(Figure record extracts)
______________________________

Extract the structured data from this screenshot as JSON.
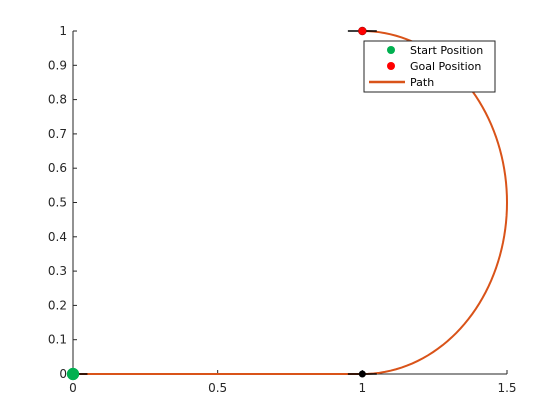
{
  "chart_data": {
    "type": "line",
    "title": "",
    "xlabel": "",
    "ylabel": "",
    "xlim": [
      0,
      1.5
    ],
    "ylim": [
      0,
      1
    ],
    "grid": false,
    "legend_position": "top-right",
    "xticks": [
      0,
      0.5,
      1,
      1.5
    ],
    "xtick_labels": [
      "0",
      "0.5",
      "1",
      "1.5"
    ],
    "yticks": [
      0,
      0.1,
      0.2,
      0.3,
      0.4,
      0.5,
      0.6,
      0.7,
      0.8,
      0.9,
      1
    ],
    "ytick_labels": [
      "0",
      "0.1",
      "0.2",
      "0.3",
      "0.4",
      "0.5",
      "0.6",
      "0.7",
      "0.8",
      "0.9",
      "1"
    ],
    "series": [
      {
        "name": "Path",
        "kind": "line",
        "color": "#D95319",
        "segments": [
          {
            "type": "line",
            "from": [
              0,
              0
            ],
            "to": [
              1,
              0
            ]
          },
          {
            "type": "arc",
            "center": [
              1,
              0.5
            ],
            "radius": 0.5,
            "start_angle_deg": -90,
            "end_angle_deg": 90
          }
        ]
      },
      {
        "name": "Start Position",
        "kind": "marker",
        "color": "#00B050",
        "points": [
          [
            0,
            0
          ]
        ]
      },
      {
        "name": "Goal Position",
        "kind": "marker",
        "color": "#FF0000",
        "points": [
          [
            1,
            1
          ]
        ]
      }
    ],
    "waypoint_marker": {
      "color": "#000000",
      "points": [
        [
          1,
          0
        ]
      ]
    },
    "heading_segments": [
      {
        "from": [
          0,
          0
        ],
        "to": [
          0.05,
          0
        ]
      },
      {
        "from": [
          0.95,
          1
        ],
        "to": [
          1.05,
          1
        ]
      },
      {
        "from": [
          0.95,
          0
        ],
        "to": [
          1.05,
          0
        ]
      }
    ]
  },
  "legend": {
    "items": [
      {
        "label": "Start Position",
        "kind": "marker",
        "color": "#00B050"
      },
      {
        "label": "Goal Position",
        "kind": "marker",
        "color": "#FF0000"
      },
      {
        "label": "Path",
        "kind": "line",
        "color": "#D95319"
      }
    ]
  }
}
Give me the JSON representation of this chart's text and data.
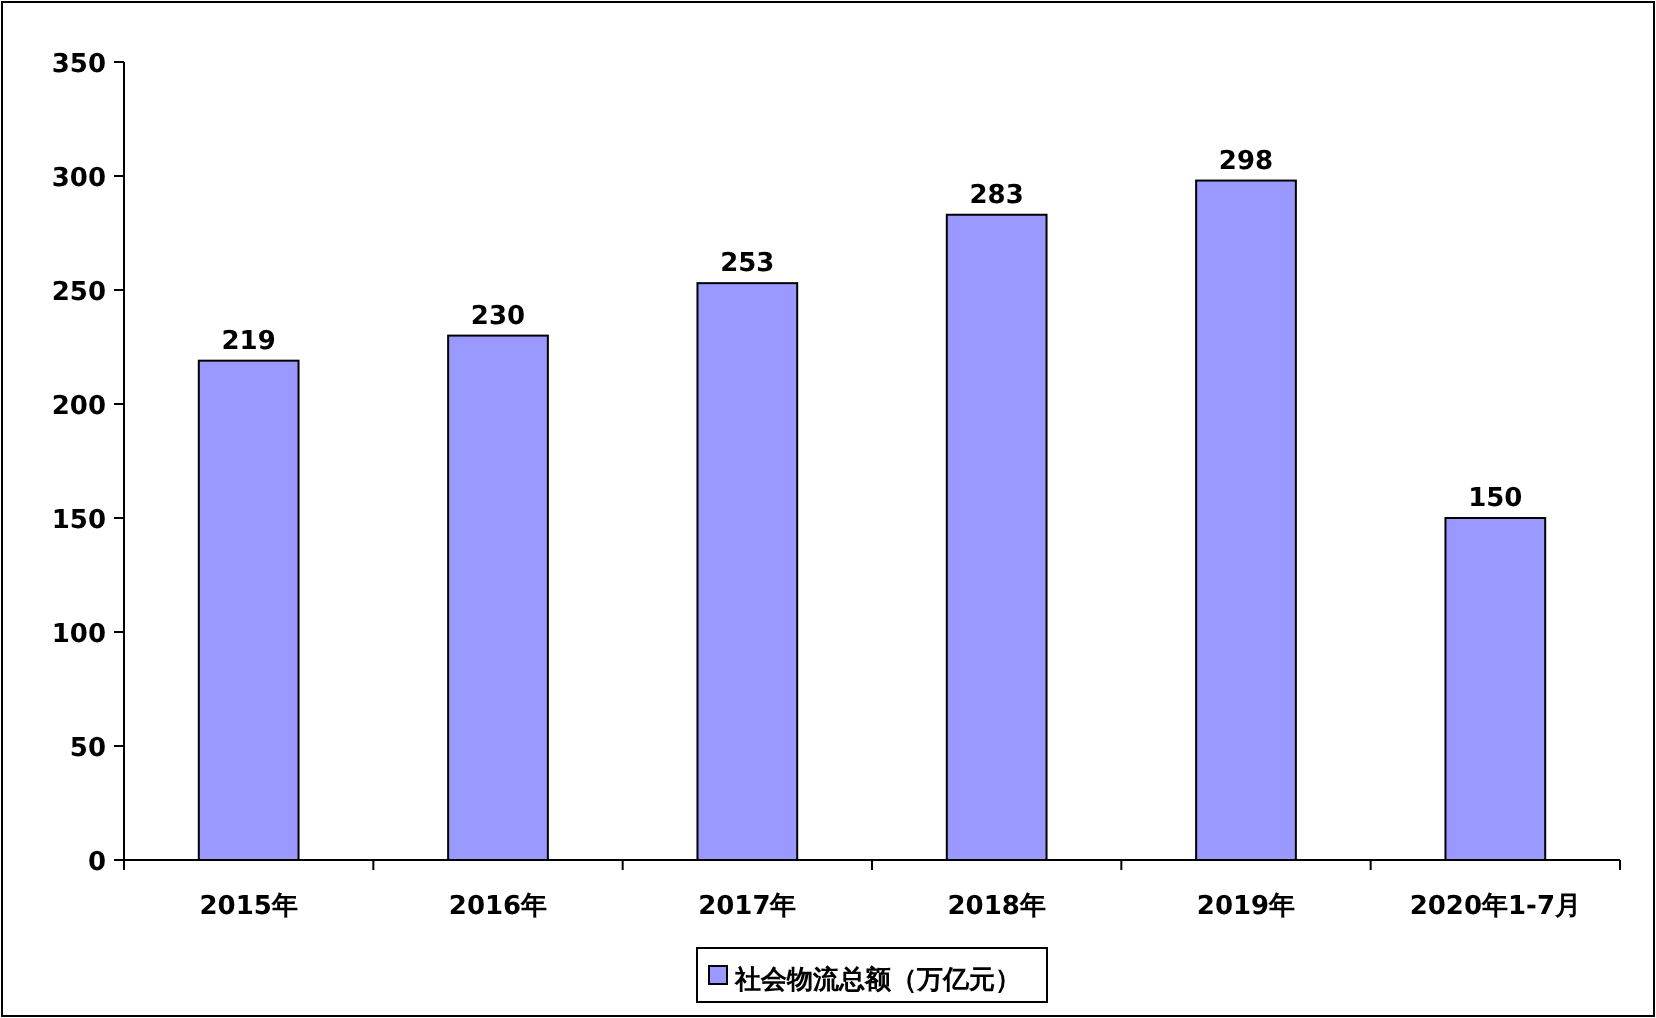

______________________________

Given task -
Can the entries above be repeated exactly, without their pictures?

Task result -
Extract the structured data from this screenshot as JSON.
{
  "chart_data": {
    "type": "line",
    "title": "",
    "xlabel": "",
    "ylabel": "",
    "xlim": [
      0,
      1.5
    ],
    "ylim": [
      0,
      1
    ],
    "grid": false,
    "legend_position": "top-right",
    "xticks": [
      0,
      0.5,
      1,
      1.5
    ],
    "xtick_labels": [
      "0",
      "0.5",
      "1",
      "1.5"
    ],
    "yticks": [
      0,
      0.1,
      0.2,
      0.3,
      0.4,
      0.5,
      0.6,
      0.7,
      0.8,
      0.9,
      1
    ],
    "ytick_labels": [
      "0",
      "0.1",
      "0.2",
      "0.3",
      "0.4",
      "0.5",
      "0.6",
      "0.7",
      "0.8",
      "0.9",
      "1"
    ],
    "series": [
      {
        "name": "Path",
        "kind": "line",
        "color": "#D95319",
        "segments": [
          {
            "type": "line",
            "from": [
              0,
              0
            ],
            "to": [
              1,
              0
            ]
          },
          {
            "type": "arc",
            "center": [
              1,
              0.5
            ],
            "radius": 0.5,
            "start_angle_deg": -90,
            "end_angle_deg": 90
          }
        ]
      },
      {
        "name": "Start Position",
        "kind": "marker",
        "color": "#00B050",
        "points": [
          [
            0,
            0
          ]
        ]
      },
      {
        "name": "Goal Position",
        "kind": "marker",
        "color": "#FF0000",
        "points": [
          [
            1,
            1
          ]
        ]
      }
    ],
    "waypoint_marker": {
      "color": "#000000",
      "points": [
        [
          1,
          0
        ]
      ]
    },
    "heading_segments": [
      {
        "from": [
          0,
          0
        ],
        "to": [
          0.05,
          0
        ]
      },
      {
        "from": [
          0.95,
          1
        ],
        "to": [
          1.05,
          1
        ]
      },
      {
        "from": [
          0.95,
          0
        ],
        "to": [
          1.05,
          0
        ]
      }
    ]
  },
  "legend": {
    "items": [
      {
        "label": "Start Position",
        "kind": "marker",
        "color": "#00B050"
      },
      {
        "label": "Goal Position",
        "kind": "marker",
        "color": "#FF0000"
      },
      {
        "label": "Path",
        "kind": "line",
        "color": "#D95319"
      }
    ]
  }
}
Give me the JSON representation of this chart's text and data.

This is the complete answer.